Go through the entries below and retype them exactly, omitting each picture.
━━━━━━━━━━━━━━━━━━━━━━━━━━━━━━
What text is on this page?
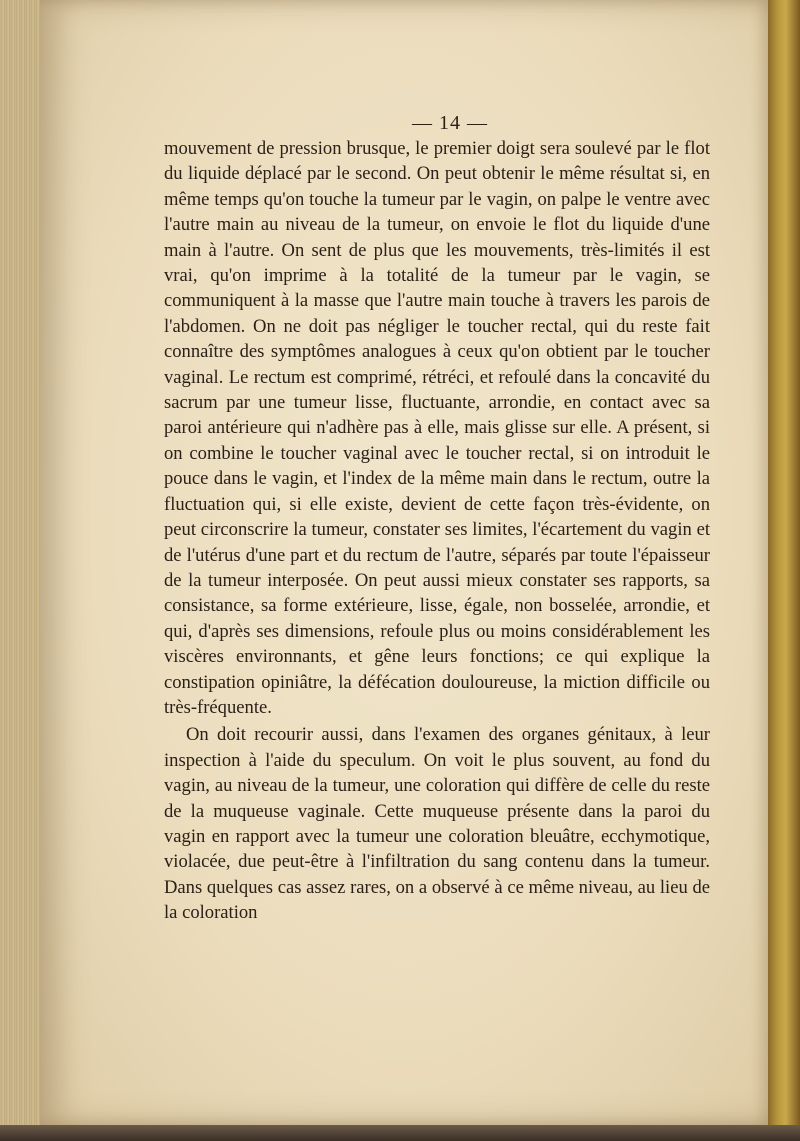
— 14 —

mouvement de pression brusque, le premier doigt sera soulevé par le flot du liquide déplacé par le second. On peut obtenir le même résultat si, en même temps qu'on touche la tumeur par le vagin, on palpe le ventre avec l'autre main au niveau de la tumeur, on envoie le flot du liquide d'une main à l'autre. On sent de plus que les mouvements, très-limités il est vrai, qu'on imprime à la totalité de la tumeur par le vagin, se communiquent à la masse que l'autre main touche à travers les parois de l'abdomen. On ne doit pas négliger le toucher rectal, qui du reste fait connaître des symptômes analogues à ceux qu'on obtient par le toucher vaginal. Le rectum est comprimé, rétréci, et refoulé dans la concavité du sacrum par une tumeur lisse, fluctuante, arrondie, en contact avec sa paroi antérieure qui n'adhère pas à elle, mais glisse sur elle. A présent, si on combine le toucher vaginal avec le toucher rectal, si on introduit le pouce dans le vagin, et l'index de la même main dans le rectum, outre la fluctuation qui, si elle existe, devient de cette façon très-évidente, on peut circonscrire la tumeur, constater ses limites, l'écartement du vagin et de l'utérus d'une part et du rectum de l'autre, séparés par toute l'épaisseur de la tumeur interposée. On peut aussi mieux constater ses rapports, sa consistance, sa forme extérieure, lisse, égale, non bosselée, arrondie, et qui, d'après ses dimensions, refoule plus ou moins considérablement les viscères environnants, et gêne leurs fonctions; ce qui explique la constipation opiniâtre, la défécation douloureuse, la miction difficile ou très-fréquente.

On doit recourir aussi, dans l'examen des organes génitaux, à leur inspection à l'aide du speculum. On voit le plus souvent, au fond du vagin, au niveau de la tumeur, une coloration qui diffère de celle du reste de la muqueuse vaginale. Cette muqueuse présente dans la paroi du vagin en rapport avec la tumeur une coloration bleuâtre, ecchymotique, violacée, due peut-être à l'infiltration du sang contenu dans la tumeur. Dans quelques cas assez rares, on a observé à ce même niveau, au lieu de la coloration
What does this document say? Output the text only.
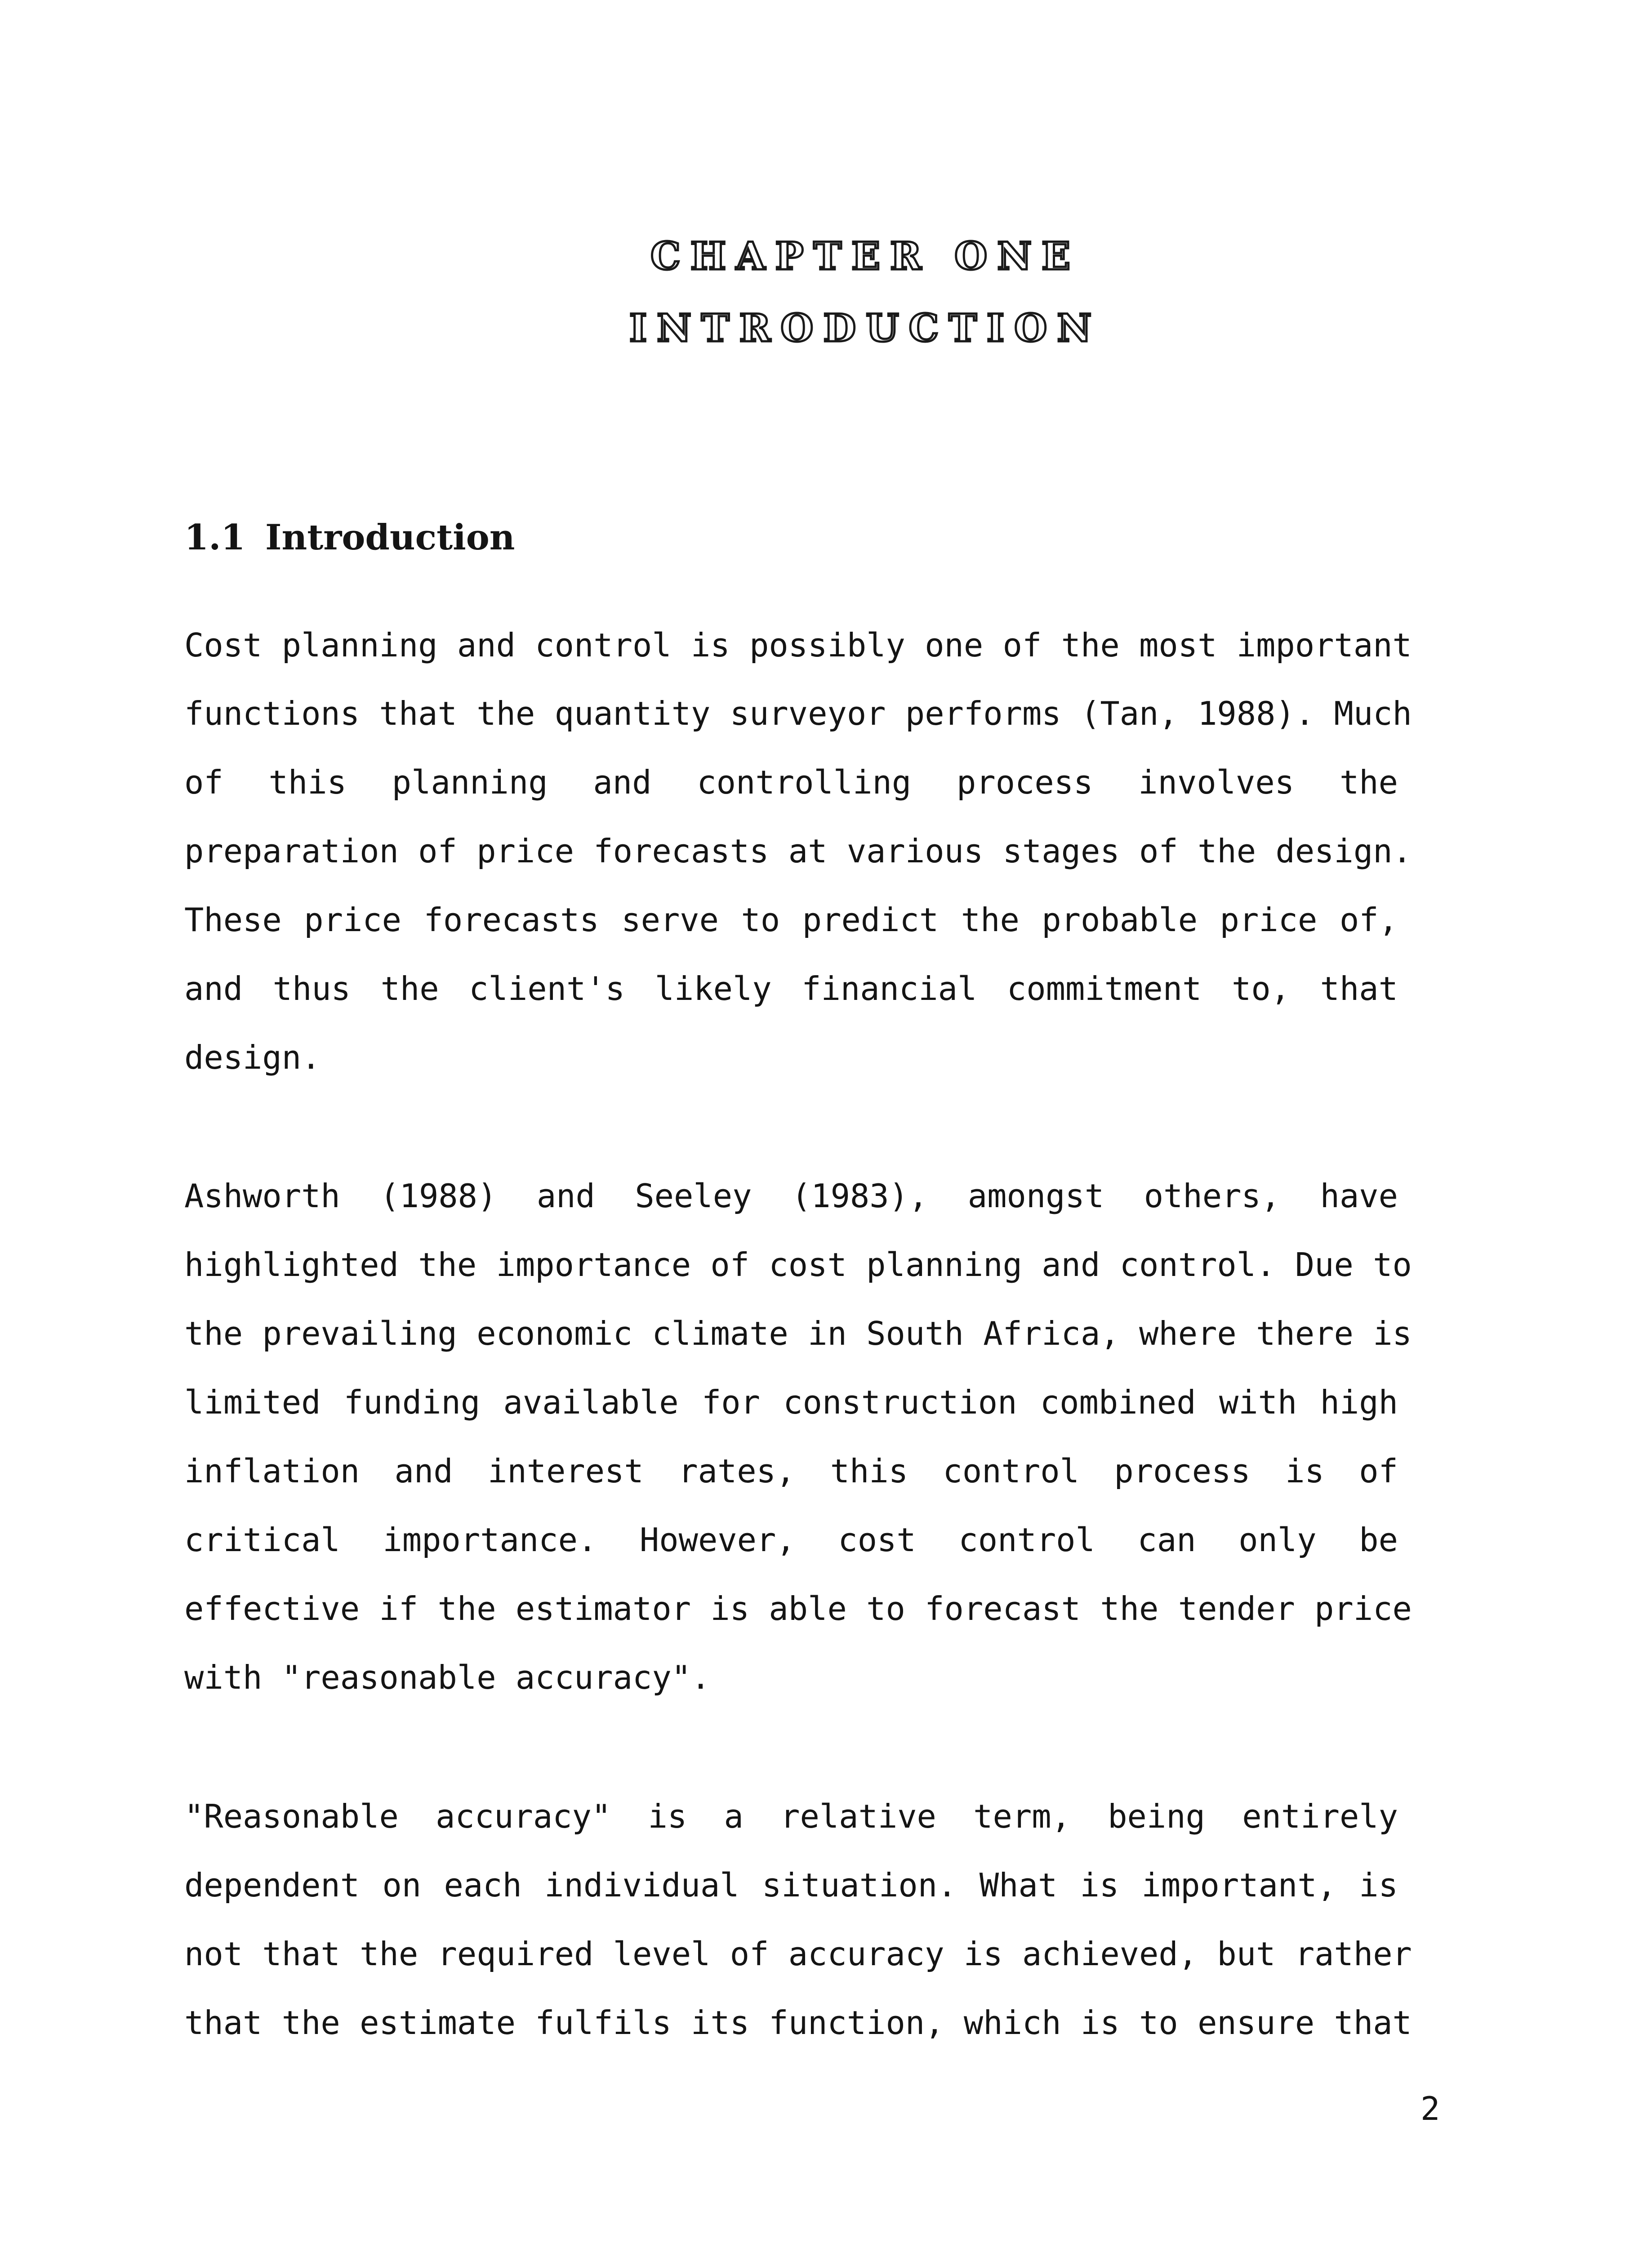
CHAPTER ONE
INTRODUCTION
1.1 Introduction
Cost planning and control is possibly one of the most important
functions that the quantity surveyor performs (Tan, 1988). Much
of this planning and controlling process involves the
preparation of price forecasts at various stages of the design.
These price forecasts serve to predict the probable price of,
and thus the client's likely financial commitment to, that
design.
Ashworth (1988) and Seeley (1983), amongst others, have
highlighted the importance of cost planning and control. Due to
the prevailing economic climate in South Africa, where there is
limited funding available for construction combined with high
inflation and interest rates, this control process is of
critical importance. However, cost control can only be
effective if the estimator is able to forecast the tender price
with "reasonable accuracy".
"Reasonable accuracy" is a relative term, being entirely
dependent on each individual situation. What is important, is
not that the required level of accuracy is achieved, but rather
that the estimate fulfils its function, which is to ensure that
2
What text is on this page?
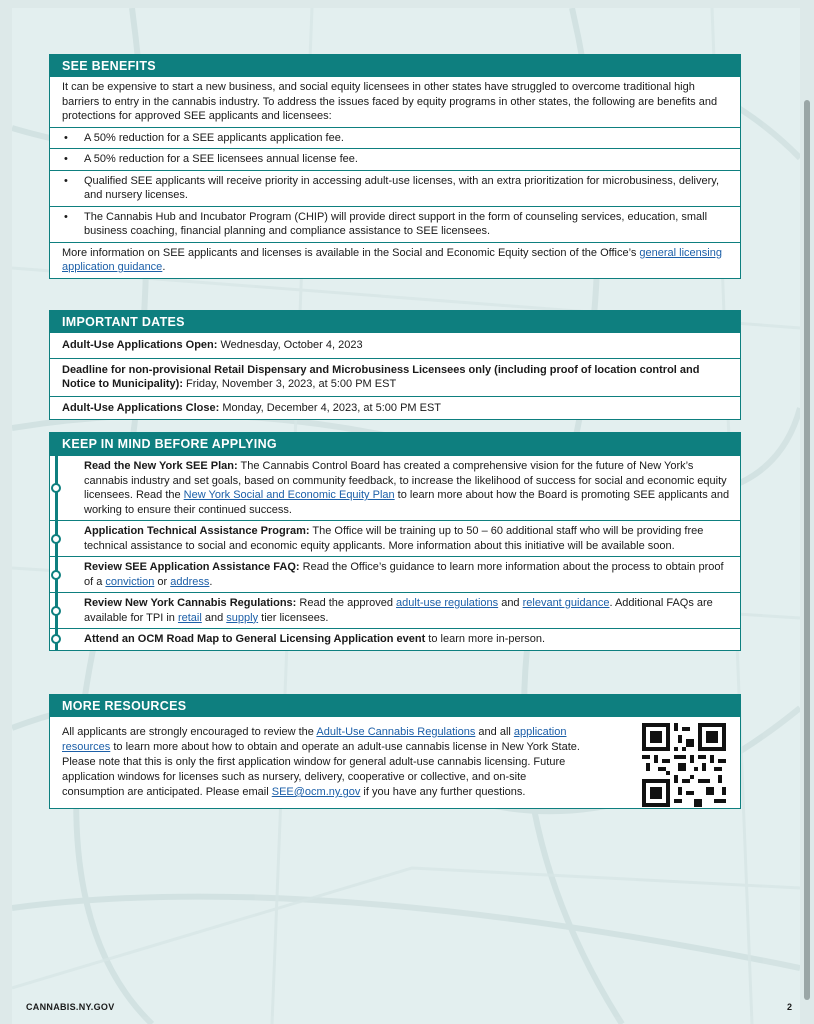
SEE BENEFITS
It can be expensive to start a new business, and social equity licensees in other states have struggled to overcome traditional high barriers to entry in the cannabis industry. To address the issues faced by equity programs in other states, the following are benefits and protections for approved SEE applicants and licensees:
• A 50% reduction for a SEE applicants application fee.
• A 50% reduction for a SEE licensees annual license fee.
• Qualified SEE applicants will receive priority in accessing adult-use licenses, with an extra prioritization for microbusiness, delivery, and nursery licenses.
• The Cannabis Hub and Incubator Program (CHIP) will provide direct support in the form of counseling services, education, small business coaching, financial planning and compliance assistance to SEE licensees.
More information on SEE applicants and licenses is available in the Social and Economic Equity section of the Office’s general licensing application guidance.
IMPORTANT DATES
Adult-Use Applications Open: Wednesday, October 4, 2023
Deadline for non-provisional Retail Dispensary and Microbusiness Licensees only (including proof of location control and Notice to Municipality): Friday, November 3, 2023, at 5:00 PM EST
Adult-Use Applications Close: Monday, December 4, 2023, at 5:00 PM EST
KEEP IN MIND BEFORE APPLYING
Read the New York SEE Plan: The Cannabis Control Board has created a comprehensive vision for the future of New York’s cannabis industry and set goals, based on community feedback, to increase the likelihood of success for social and economic equity licensees. Read the New York Social and Economic Equity Plan to learn more about how the Board is promoting SEE applicants and working to ensure their continued success.
Application Technical Assistance Program: The Office will be training up to 50 – 60 additional staff who will be providing free technical assistance to social and economic equity applicants. More information about this initiative will be available soon.
Review SEE Application Assistance FAQ: Read the Office’s guidance to learn more information about the process to obtain proof of a conviction or address.
Review New York Cannabis Regulations: Read the approved adult-use regulations and relevant guidance. Additional FAQs are available for TPI in retail and supply tier licensees.
Attend an OCM Road Map to General Licensing Application event to learn more in-person.
MORE RESOURCES
All applicants are strongly encouraged to review the Adult-Use Cannabis Regulations and all application resources to learn more about how to obtain and operate an adult-use cannabis license in New York State. Please note that this is only the first application window for general adult-use cannabis licensing. Future application windows for licenses such as nursery, delivery, cooperative or collective, and on-site consumption are anticipated. Please email SEE@ocm.ny.gov if you have any further questions.
CANNABIS.NY.GOV	2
━━━━━━━━━━━━━━━━━━━━━━━━━━━━━━
§ **OUTPUT OF THE TASK**:
What text is on this page?
— 14 —

mouvement de pression brusque, le premier doigt sera soulevé par le flot du liquide déplacé par le second. On peut obtenir le même résultat si, en même temps qu'on touche la tumeur par le vagin, on palpe le ventre avec l'autre main au niveau de la tumeur, on envoie le flot du liquide d'une main à l'autre. On sent de plus que les mouvements, très-limités il est vrai, qu'on imprime à la totalité de la tumeur par le vagin, se communiquent à la masse que l'autre main touche à travers les parois de l'abdomen. On ne doit pas négliger le toucher rectal, qui du reste fait connaître des symptômes analogues à ceux qu'on obtient par le toucher vaginal. Le rectum est comprimé, rétréci, et refoulé dans la concavité du sacrum par une tumeur lisse, fluctuante, arrondie, en contact avec sa paroi antérieure qui n'adhère pas à elle, mais glisse sur elle. A présent, si on combine le toucher vaginal avec le toucher rectal, si on introduit le pouce dans le vagin, et l'index de la même main dans le rectum, outre la fluctuation qui, si elle existe, devient de cette façon très-évidente, on peut circonscrire la tumeur, constater ses limites, l'écartement du vagin et de l'utérus d'une part et du rectum de l'autre, séparés par toute l'épaisseur de la tumeur interposée. On peut aussi mieux constater ses rapports, sa consistance, sa forme extérieure, lisse, égale, non bosselée, arrondie, et qui, d'après ses dimensions, refoule plus ou moins considérablement les viscères environnants, et gêne leurs fonctions; ce qui explique la constipation opiniâtre, la défécation douloureuse, la miction difficile ou très-fréquente.

On doit recourir aussi, dans l'examen des organes génitaux, à leur inspection à l'aide du speculum. On voit le plus souvent, au fond du vagin, au niveau de la tumeur, une coloration qui diffère de celle du reste de la muqueuse vaginale. Cette muqueuse présente dans la paroi du vagin en rapport avec la tumeur une coloration bleuâtre, ecchymotique, violacée, due peut-être à l'infiltration du sang contenu dans la tumeur. Dans quelques cas assez rares, on a observé à ce même niveau, au lieu de la coloration
What does this document say? Output the text only.
CHAPTER ONE
INTRODUCTION
1.1 Introduction
Cost planning and control is possibly one of the most important
functions that the quantity surveyor performs (Tan, 1988). Much
of this planning and controlling process involves the
preparation of price forecasts at various stages of the design.
These price forecasts serve to predict the probable price of,
and thus the client's likely financial commitment to, that
design.
Ashworth (1988) and Seeley (1983), amongst others, have
highlighted the importance of cost planning and control. Due to
the prevailing economic climate in South Africa, where there is
limited funding available for construction combined with high
inflation and interest rates, this control process is of
critical importance. However, cost control can only be
effective if the estimator is able to forecast the tender price
with "reasonable accuracy".
"Reasonable accuracy" is a relative term, being entirely
dependent on each individual situation. What is important, is
not that the required level of accuracy is achieved, but rather
that the estimate fulfils its function, which is to ensure that
2
What text is on this page?
SEE BENEFITS
It can be expensive to start a new business, and social equity licensees in other states have struggled to overcome traditional high barriers to entry in the cannabis industry. To address the issues faced by equity programs in other states, the following are benefits and protections for approved SEE applicants and licensees:
• A 50% reduction for a SEE applicants application fee.
• A 50% reduction for a SEE licensees annual license fee.
• Qualified SEE applicants will receive priority in accessing adult-use licenses, with an extra prioritization for microbusiness, delivery, and nursery licenses.
• The Cannabis Hub and Incubator Program (CHIP) will provide direct support in the form of counseling services, education, small business coaching, financial planning and compliance assistance to SEE licensees.
More information on SEE applicants and licenses is available in the Social and Economic Equity section of the Office’s general licensing application guidance.
IMPORTANT DATES
Adult-Use Applications Open: Wednesday, October 4, 2023
Deadline for non-provisional Retail Dispensary and Microbusiness Licensees only (including proof of location control and Notice to Municipality): Friday, November 3, 2023, at 5:00 PM EST
Adult-Use Applications Close: Monday, December 4, 2023, at 5:00 PM EST
KEEP IN MIND BEFORE APPLYING
Read the New York SEE Plan: The Cannabis Control Board has created a comprehensive vision for the future of New York’s cannabis industry and set goals, based on community feedback, to increase the likelihood of success for social and economic equity licensees. Read the New York Social and Economic Equity Plan to learn more about how the Board is promoting SEE applicants and working to ensure their continued success.
Application Technical Assistance Program: The Office will be training up to 50 – 60 additional staff who will be providing free technical assistance to social and economic equity applicants. More information about this initiative will be available soon.
Review SEE Application Assistance FAQ: Read the Office’s guidance to learn more information about the process to obtain proof of a conviction or address.
Review New York Cannabis Regulations: Read the approved adult-use regulations and relevant guidance. Additional FAQs are available for TPI in retail and supply tier licensees.
Attend an OCM Road Map to General Licensing Application event to learn more in-person.
MORE RESOURCES
All applicants are strongly encouraged to review the Adult-Use Cannabis Regulations and all application resources to learn more about how to obtain and operate an adult-use cannabis license in New York State. Please note that this is only the first application window for general adult-use cannabis licensing. Future application windows for licenses such as nursery, delivery, cooperative or collective, and on-site consumption are anticipated. Please email SEE@ocm.ny.gov if you have any further questions.
CANNABIS.NY.GOV	2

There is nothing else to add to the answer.